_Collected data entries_
● ● ●

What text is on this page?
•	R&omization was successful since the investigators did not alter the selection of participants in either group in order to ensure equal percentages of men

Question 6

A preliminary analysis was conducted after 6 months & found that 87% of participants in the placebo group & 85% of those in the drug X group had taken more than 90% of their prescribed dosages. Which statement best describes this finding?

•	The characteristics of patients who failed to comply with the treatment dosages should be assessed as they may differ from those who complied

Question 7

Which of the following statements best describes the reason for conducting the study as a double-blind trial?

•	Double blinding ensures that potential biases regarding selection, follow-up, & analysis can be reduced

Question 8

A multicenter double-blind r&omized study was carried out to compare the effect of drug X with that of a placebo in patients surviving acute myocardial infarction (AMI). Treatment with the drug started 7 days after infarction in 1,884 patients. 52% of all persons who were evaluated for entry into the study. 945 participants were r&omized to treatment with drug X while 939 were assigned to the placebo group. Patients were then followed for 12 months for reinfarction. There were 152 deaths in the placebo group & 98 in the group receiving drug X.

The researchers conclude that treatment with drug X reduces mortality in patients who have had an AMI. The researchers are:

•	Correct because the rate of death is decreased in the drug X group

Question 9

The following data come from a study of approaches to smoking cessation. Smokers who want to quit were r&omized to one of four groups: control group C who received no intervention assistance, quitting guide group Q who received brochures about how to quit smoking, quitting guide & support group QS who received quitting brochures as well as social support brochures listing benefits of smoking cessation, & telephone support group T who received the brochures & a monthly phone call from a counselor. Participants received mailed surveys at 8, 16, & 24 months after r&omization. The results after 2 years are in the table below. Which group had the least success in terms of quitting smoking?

● ● ●

_WHAT IS NEEDED_
Print every line of the records exactly. Omit nothing.

_RESULT OF THIS EXERCISE_
What text is on this page?
•	R&omization was successful since the investigators did not alter the selection of participants in either group in order to ensure equal percentages of men

Question 6

A preliminary analysis was conducted after 6 months & found that 87% of participants in the placebo group & 85% of those in the drug X group had taken more than 90% of their prescribed dosages. Which statement best describes this finding?

•	The characteristics of patients who failed to comply with the treatment dosages should be assessed as they may differ from those who complied

Question 7

Which of the following statements best describes the reason for conducting the study as a double-blind trial?

•	Double blinding ensures that potential biases regarding selection, follow-up, & analysis can be reduced

Question 8

A multicenter double-blind r&omized study was carried out to compare the effect of drug X with that of a placebo in patients surviving acute myocardial infarction (AMI). Treatment with the drug started 7 days after infarction in 1,884 patients. 52% of all persons who were evaluated for entry into the study. 945 participants were r&omized to treatment with drug X while 939 were assigned to the placebo group. Patients were then followed for 12 months for reinfarction. There were 152 deaths in the placebo group & 98 in the group receiving drug X.

The researchers conclude that treatment with drug X reduces mortality in patients who have had an AMI. The researchers are:

•	Correct because the rate of death is decreased in the drug X group

Question 9

The following data come from a study of approaches to smoking cessation. Smokers who want to quit were r&omized to one of four groups: control group C who received no intervention assistance, quitting guide group Q who received brochures about how to quit smoking, quitting guide & support group QS who received quitting brochures as well as social support brochures listing benefits of smoking cessation, & telephone support group T who received the brochures & a monthly phone call from a counselor. Participants received mailed surveys at 8, 16, & 24 months after r&omization. The results after 2 years are in the table below. Which group had the least success in terms of quitting smoking?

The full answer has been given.